Give every line of the entries below as a numbered list, skipping any blank lines and leaving out the pictures.

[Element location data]
--- START ---
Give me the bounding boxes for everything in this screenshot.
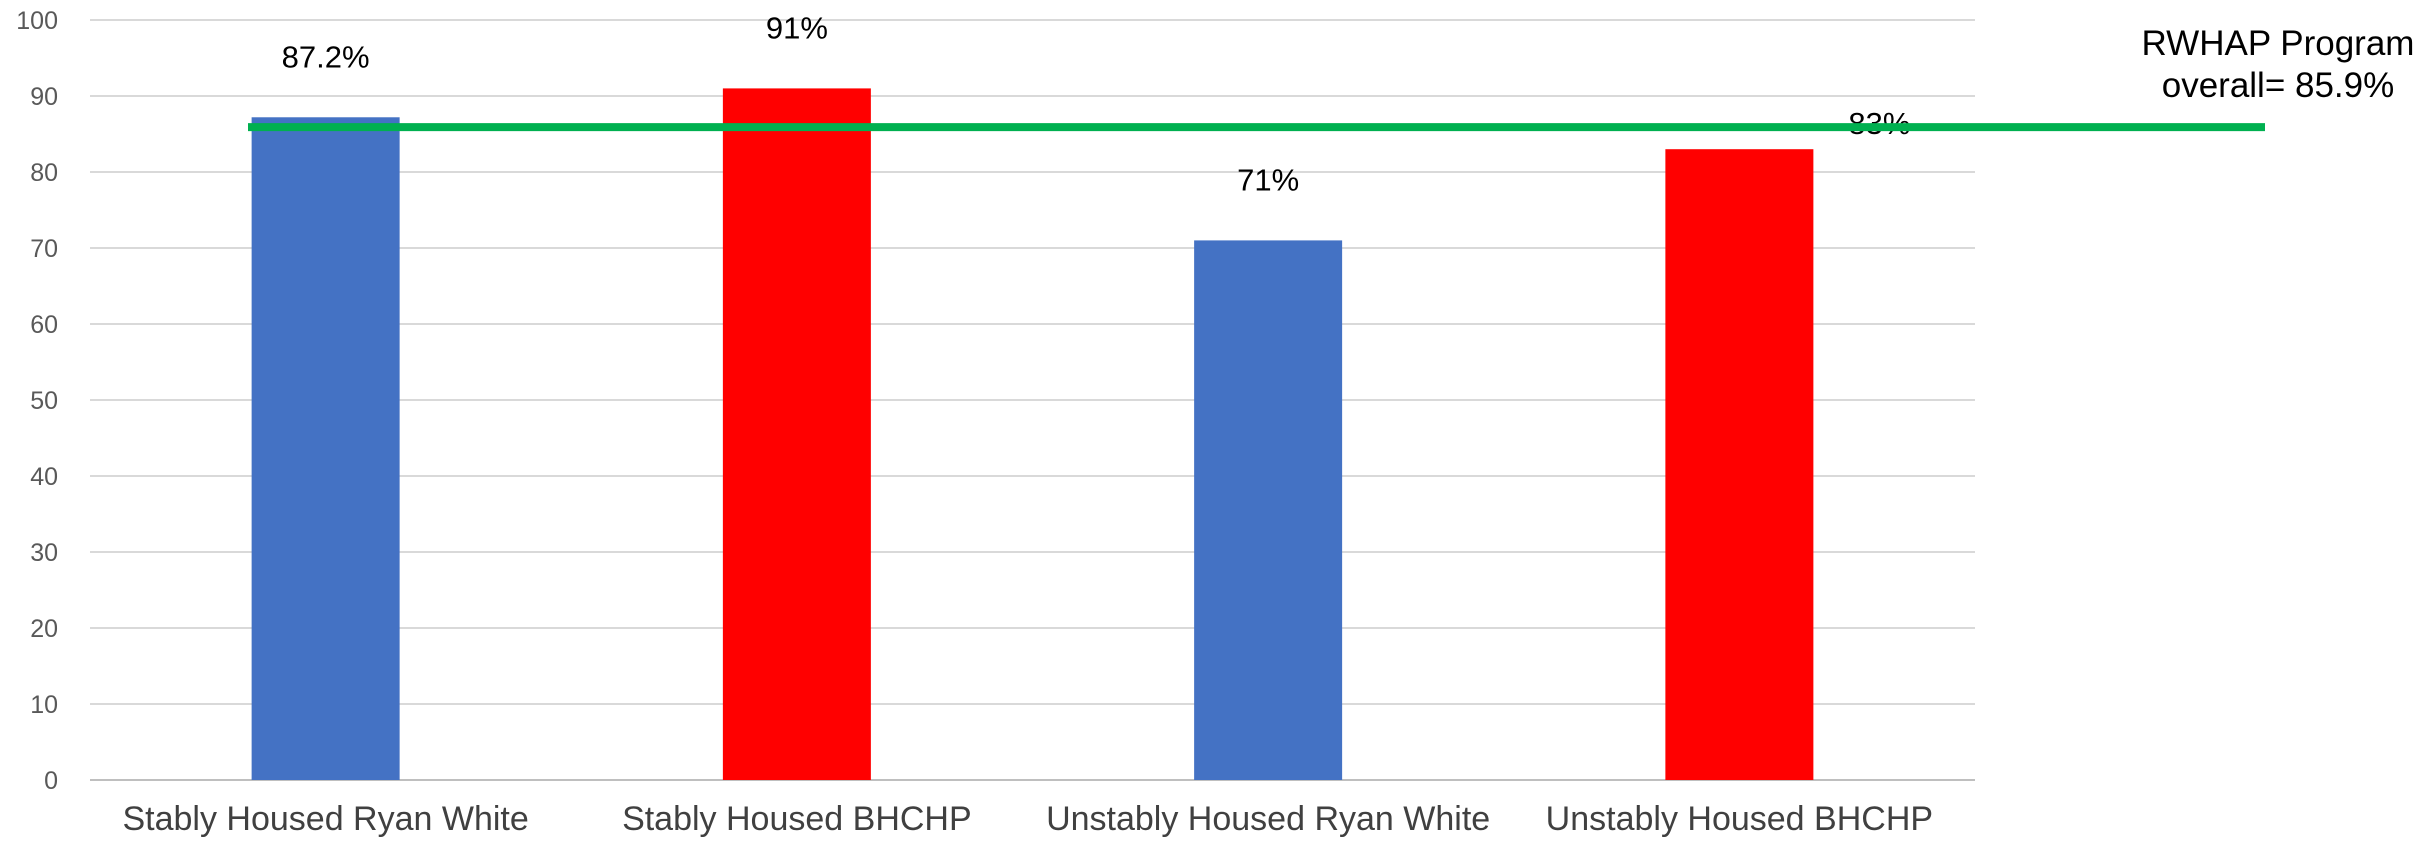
data-label: 87.2% <box>282 39 370 74</box>
category-label: Stably Housed BHCHP <box>622 800 972 838</box>
category-label: Stably Housed Ryan White <box>122 800 528 838</box>
reference-line-label: overall= 85.9% <box>2162 66 2395 105</box>
category-label: Unstably Housed Ryan White <box>1046 800 1490 838</box>
bar <box>722 88 871 780</box>
bar <box>1194 240 1343 780</box>
y-tick-label: 10 <box>30 691 58 719</box>
y-tick-label: 40 <box>30 463 58 491</box>
reference-line-label: RWHAP Program <box>2142 24 2415 63</box>
y-tick-label: 100 <box>16 7 58 35</box>
y-tick-label: 30 <box>30 539 58 567</box>
category-label: Unstably Housed BHCHP <box>1546 800 1933 838</box>
y-tick-label: 90 <box>30 83 58 111</box>
bars <box>251 88 1814 780</box>
y-tick-label: 0 <box>44 767 58 795</box>
data-labels: 87.2%91%71%83% <box>282 10 1911 197</box>
y-tick-label: 80 <box>30 159 58 187</box>
bar <box>251 117 400 780</box>
category-labels: Stably Housed Ryan White Stably Housed BH… <box>122 800 1933 838</box>
y-tick-label: 50 <box>30 387 58 415</box>
gridlines <box>90 19 1975 781</box>
bar <box>1665 149 1814 780</box>
y-tick-label: 60 <box>30 311 58 339</box>
data-label: 91% <box>766 10 828 45</box>
data-label: 71% <box>1237 162 1299 197</box>
y-tick-label: 70 <box>30 235 58 263</box>
y-axis-ticks: 0 10 20 30 40 50 60 70 80 90 100 <box>16 7 58 795</box>
y-tick-label: 20 <box>30 615 58 643</box>
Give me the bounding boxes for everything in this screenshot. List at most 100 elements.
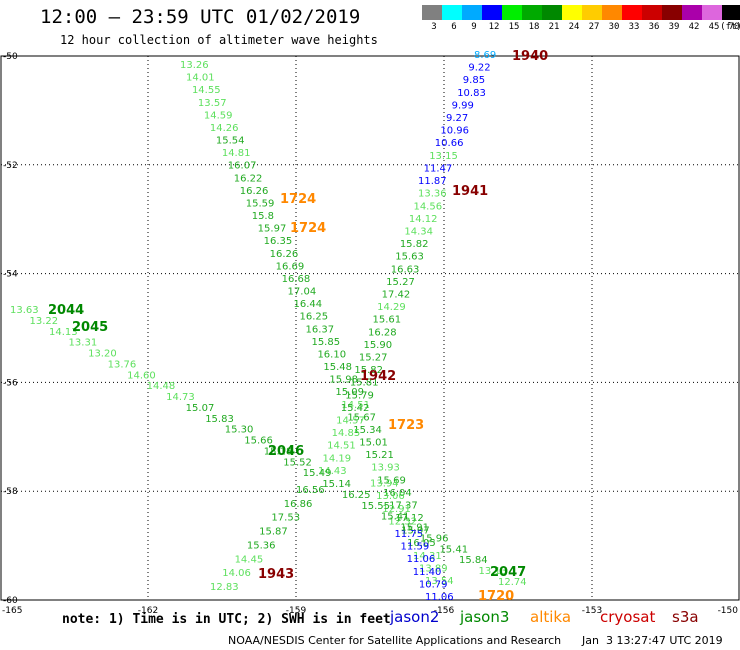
wave-height-value: 16.86: [284, 499, 313, 510]
wave-height-value: 16.26: [240, 186, 269, 197]
wave-height-value: 13.93: [371, 463, 400, 474]
legend-label: 9: [471, 22, 477, 32]
latitude-tick-label: -54: [3, 270, 18, 280]
wave-height-value: 16.56: [296, 485, 325, 496]
wave-height-value: 14.31: [413, 551, 442, 562]
wave-height-value: 13.89: [419, 563, 448, 574]
wave-height-value: 15.36: [247, 540, 276, 551]
wave-height-value: 11.06: [425, 592, 454, 603]
wave-height-value: 15.30: [225, 425, 254, 436]
wave-height-value: 14.51: [341, 400, 370, 411]
longitude-tick-label: -162: [138, 606, 158, 616]
legend-label: 30: [608, 22, 620, 32]
satellite-label-altika: altika: [530, 608, 572, 626]
color-scale-legend: [422, 5, 740, 20]
wave-height-value: 11.06: [407, 554, 436, 565]
wave-height-value: 14.34: [404, 226, 433, 237]
legend-label: 36: [648, 22, 660, 32]
wave-height-value: 12.32: [388, 516, 417, 527]
wave-height-value: 13.13: [478, 566, 507, 577]
legend-label: 12: [488, 22, 500, 32]
wave-height-value: 16.63: [391, 264, 420, 275]
legend-label: 42: [688, 22, 700, 32]
wave-height-value: 14.73: [166, 392, 195, 403]
wave-height-value: 14.19: [323, 453, 352, 464]
wave-height-value: 12.74: [498, 577, 527, 588]
wave-height-value: 16.22: [234, 173, 263, 184]
legend-label: 33: [628, 22, 640, 32]
wave-height-value: 15.85: [311, 337, 340, 348]
wave-height-value: 17.37: [389, 500, 418, 511]
legend-label: 27: [588, 22, 600, 32]
satellite-label-cryosat: cryosat: [600, 608, 656, 626]
wave-height-value: 15.07: [186, 403, 215, 414]
legend-swatch: [582, 5, 602, 20]
map-frame: [0, 55, 740, 601]
legend-swatch: [422, 5, 442, 20]
pass-time-label: 1724: [280, 192, 316, 207]
pass-time-label: 2044: [48, 303, 84, 318]
wave-height-value: 15.97: [401, 526, 430, 537]
wave-height-value: 14.60: [127, 370, 156, 381]
wave-height-value: 16.07: [228, 161, 257, 172]
wave-height-value: 14.55: [192, 85, 221, 96]
wave-height-value: 13.22: [30, 316, 59, 327]
wave-height-value: 15.27: [386, 277, 415, 288]
wave-height-value: 10.96: [440, 126, 469, 137]
wave-height-value: 16.35: [264, 236, 293, 247]
wave-height-value: 17.42: [382, 289, 411, 300]
legend-label: 18: [528, 22, 540, 32]
wave-height-value: 15.79: [345, 390, 374, 401]
wave-height-value: 17.12: [395, 513, 424, 524]
pass-time-label: 1943: [258, 567, 294, 582]
wave-height-value: 15.69: [377, 475, 406, 486]
graticule: -165 -162 -159 -156 -153 -150 -50 -52 -54 -56 -58 -…: [0, 52, 740, 616]
wave-height-value: 13.94: [370, 479, 399, 490]
wave-height-value: 15.48: [323, 362, 352, 373]
wave-height-value: 10.79: [419, 579, 448, 590]
legend-swatch: [722, 5, 740, 20]
wave-height-value: 8.69: [474, 50, 496, 61]
wave-height-value: 15.61: [373, 315, 402, 326]
wave-height-value: 13.06: [376, 491, 405, 502]
legend-label: 21: [548, 22, 560, 32]
wave-height-value: 16.68: [282, 274, 311, 285]
wave-height-value: 10.83: [457, 88, 486, 99]
wave-height-value: 15.90: [363, 340, 392, 351]
wave-height-value: 15.55: [361, 501, 390, 512]
wave-height-value: 15.84: [459, 555, 488, 566]
legend-label: 45: [708, 22, 720, 32]
legend-swatch: [602, 5, 622, 20]
wave-height-value: 15.09: [335, 387, 364, 398]
pass-time-label: 2046: [268, 444, 304, 459]
wave-height-value: 12.91: [382, 504, 411, 515]
wave-height-value: 14.85: [332, 428, 361, 439]
wave-height-value: 15.01: [359, 438, 388, 449]
wave-height-value: 17.04: [288, 287, 317, 298]
legend-swatch: [522, 5, 542, 20]
legend-swatch: [642, 5, 662, 20]
pass-time-label: 1720: [478, 589, 514, 604]
pass-time-labels: 1940 1941 1942 1943 1724 1724 1723 1720 2044 2045…: [48, 49, 548, 604]
wave-height-value: 9.85: [463, 75, 485, 86]
color-scale-labels: 3 6 9 12 15 18 21 24 27 30 33 36 39 42 45 70 (ft): [422, 22, 740, 34]
longitude-tick-label: -156: [434, 606, 455, 616]
wave-height-value: 13.26: [180, 60, 209, 71]
legend-swatch: [482, 5, 502, 20]
wave-height-value: 11.40: [413, 567, 442, 578]
wave-height-value: 14.13: [49, 327, 78, 338]
wave-height-value: 16.04: [383, 488, 412, 499]
wave-height-value: 15.81: [350, 378, 379, 389]
wave-height-value: 10.66: [435, 138, 464, 149]
wave-height-value: 15.87: [259, 527, 288, 538]
legend-swatch: [662, 5, 682, 20]
wave-height-value: 11.47: [424, 163, 453, 174]
legend-label: 3: [431, 22, 437, 32]
legend-swatch: [462, 5, 482, 20]
wave-height-value: 14.48: [147, 381, 176, 392]
wave-height-value: 11.59: [401, 542, 430, 553]
pass-time-label: 1724: [290, 221, 326, 236]
wave-height-value: 13.31: [69, 338, 98, 349]
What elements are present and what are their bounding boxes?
--- END ---
[THE RESULT]
1. Give me the bounding boxes for everything in this screenshot.
2. data-label: 87.2% <box>282 39 370 74</box>
3. category-label: Stably Housed BHCHP <box>622 800 972 838</box>
4. category-label: Stably Housed Ryan White <box>122 800 528 838</box>
5. reference-line-label: overall= 85.9% <box>2162 66 2395 105</box>
6. category-label: Unstably Housed Ryan White <box>1046 800 1490 838</box>
7. bar <box>722 88 871 780</box>
8. bar <box>1194 240 1343 780</box>
9. y-tick-label: 10 <box>30 691 58 719</box>
10. y-tick-label: 40 <box>30 463 58 491</box>
11. reference-line-label: RWHAP Program <box>2142 24 2415 63</box>
12. y-tick-label: 100 <box>16 7 58 35</box>
13. y-tick-label: 30 <box>30 539 58 567</box>
14. category-label: Unstably Housed BHCHP <box>1546 800 1933 838</box>
15. y-tick-label: 90 <box>30 83 58 111</box>
16. bars <box>251 88 1814 780</box>
17. y-tick-label: 0 <box>44 767 58 795</box>
18. data-labels: 87.2%91%71%83% <box>282 10 1911 197</box>
19. y-tick-label: 80 <box>30 159 58 187</box>
20. bar <box>251 117 400 780</box>
21. category-labels: Stably Housed Ryan White Stably Housed BH… <box>122 800 1933 838</box>
22. y-tick-label: 50 <box>30 387 58 415</box>
23. gridlines <box>90 19 1975 781</box>
24. bar <box>1665 149 1814 780</box>
25. y-tick-label: 60 <box>30 311 58 339</box>
26. data-label: 91% <box>766 10 828 45</box>
27. data-label: 71% <box>1237 162 1299 197</box>
28. y-tick-label: 70 <box>30 235 58 263</box>
29. y-axis-ticks: 0 10 20 30 40 50 60 70 80 90 100 <box>16 7 58 795</box>
30. y-tick-label: 20 <box>30 615 58 643</box>
31. Give me the bounding boxes for everything in this screenshot. List at most 100 elements.
32. wave-height-value: 16.86: [284, 499, 313, 510]
33. wave-height-value: 16.26: [240, 186, 269, 197]
34. wave-height-value: 13.93: [371, 463, 400, 474]
35. legend-label: 9: [471, 22, 477, 32]
36. latitude-tick-label: -54: [3, 270, 18, 280]
37. wave-height-value: 16.56: [296, 485, 325, 496]
38. wave-height-value: 14.31: [413, 551, 442, 562]
39. wave-height-value: 13.89: [419, 563, 448, 574]
40. wave-height-value: 15.36: [247, 540, 276, 551]
41. wave-height-value: 11.06: [425, 592, 454, 603]
42. wave-height-value: 15.30: [225, 425, 254, 436]
43. wave-height-value: 14.51: [341, 400, 370, 411]
44. longitude-tick-label: -162: [138, 606, 158, 616]
45. legend-label: 30: [608, 22, 620, 32]
46. satellite-label-altika: altika: [530, 608, 572, 626]
47. color-scale-legend: [422, 5, 740, 20]
48. wave-height-value: 11.06: [407, 554, 436, 565]
49. wave-height-value: 14.34: [404, 226, 433, 237]
50. legend-label: 36: [648, 22, 660, 32]
51. wave-height-value: 12.32: [388, 516, 417, 527]
52. wave-height-value: 13.13: [478, 566, 507, 577]
53. legend-label: 12: [488, 22, 500, 32]
54. wave-height-value: 16.63: [391, 264, 420, 275]
55. legend-label: 42: [688, 22, 700, 32]
56. wave-height-value: 14.73: [166, 392, 195, 403]
57. wave-height-value: 14.19: [323, 453, 352, 464]
58. wave-height-value: 12.74: [498, 577, 527, 588]
59. wave-height-value: 16.22: [234, 173, 263, 184]
60. legend-label: 33: [628, 22, 640, 32]
61. wave-height-value: 15.85: [311, 337, 340, 348]
62. wave-height-value: 17.37: [389, 500, 418, 511]
63. legend-label: 27: [588, 22, 600, 32]
64. satellite-label-cryosat: cryosat: [600, 608, 656, 626]
65. wave-height-value: 15.07: [186, 403, 215, 414]
66. legend-swatch: [582, 5, 602, 20]
67. map-frame: [0, 55, 740, 601]
68. legend-swatch: [422, 5, 442, 20]
69. pass-time-label: 1724: [280, 192, 316, 207]
70. pass-time-label: 2044: [48, 303, 84, 318]
71. wave-height-value: 15.97: [401, 526, 430, 537]
72. wave-height-value: 14.60: [127, 370, 156, 381]
73. wave-height-value: 16.07: [228, 161, 257, 172]
74. wave-height-value: 14.55: [192, 85, 221, 96]
75. wave-height-value: 13.22: [30, 316, 59, 327]
76. wave-height-value: 15.27: [386, 277, 415, 288]
77. wave-height-value: 10.96: [440, 126, 469, 137]
78. wave-height-value: 16.35: [264, 236, 293, 247]
79. wave-height-value: 17.42: [382, 289, 411, 300]
80. legend-label: 18: [528, 22, 540, 32]
81. wave-height-value: 15.79: [345, 390, 374, 401]
82. wave-height-value: 17.12: [395, 513, 424, 524]
83. pass-time-label: 1943: [258, 567, 294, 582]
84. wave-height-value: 15.69: [377, 475, 406, 486]
85. graticule: -165 -162 -159 -156 -153 -150 -50 -52 -54 -56 -58 -…: [0, 52, 740, 616]
86. wave-height-value: 13.94: [370, 479, 399, 490]
87. wave-height-value: 15.48: [323, 362, 352, 373]
88. wave-height-value: 10.79: [419, 579, 448, 590]
89. legend-swatch: [722, 5, 740, 20]
90. wave-height-value: 8.69: [474, 50, 496, 61]
91. wave-height-value: 15.61: [373, 315, 402, 326]
92. wave-height-value: 13.06: [376, 491, 405, 502]
93. legend-label: 21: [548, 22, 560, 32]
94. wave-height-value: 16.68: [282, 274, 311, 285]
95. wave-height-value: 10.83: [457, 88, 486, 99]
96. wave-height-value: 15.90: [363, 340, 392, 351]
97. wave-height-value: 15.55: [361, 501, 390, 512]
98. wave-height-value: 15.84: [459, 555, 488, 566]
99. legend-label: 45: [708, 22, 720, 32]
100. legend-swatch: [602, 5, 622, 20]
101. wave-height-value: 15.09: [335, 387, 364, 398]
102. pass-time-label: 2046: [268, 444, 304, 459]
103. wave-height-value: 12.91: [382, 504, 411, 515]
104. wave-height-value: 14.85: [332, 428, 361, 439]
105. wave-height-value: 15.01: [359, 438, 388, 449]
106. wave-height-value: 17.04: [288, 287, 317, 298]
107. legend-swatch: [522, 5, 542, 20]
108. legend-swatch: [642, 5, 662, 20]
109. pass-time-label: 1720: [478, 589, 514, 604]
110. pass-time-labels: 1940 1941 1942 1943 1724 1724 1723 1720 2044 2045…: [48, 49, 548, 604]
111. wave-height-value: 9.85: [463, 75, 485, 86]
112. color-scale-labels: 3 6 9 12 15 18 21 24 27 30 33 36 39 42 45 70 (ft): [422, 22, 740, 34]
113. longitude-tick-label: -156: [434, 606, 455, 616]
114. wave-height-value: 13.26: [180, 60, 209, 71]
115. legend-swatch: [482, 5, 502, 20]
116. wave-height-value: 11.40: [413, 567, 442, 578]
117. wave-height-value: 14.13: [49, 327, 78, 338]
118. wave-height-value: 16.04: [383, 488, 412, 499]
119. wave-height-value: 15.81: [350, 378, 379, 389]
120. wave-height-value: 10.66: [435, 138, 464, 149]
121. wave-height-value: 15.87: [259, 527, 288, 538]
122. legend-swatch: [662, 5, 682, 20]
123. wave-height-value: 11.47: [424, 163, 453, 174]
124. legend-label: 3: [431, 22, 437, 32]
125. legend-swatch: [462, 5, 482, 20]
126. wave-height-value: 14.48: [147, 381, 176, 392]
127. wave-height-value: 11.59: [401, 542, 430, 553]
128. pass-time-label: 1724: [290, 221, 326, 236]
129. wave-height-value: 13.31: [69, 338, 98, 349]
130. What elements are present and what are their bounding boxes?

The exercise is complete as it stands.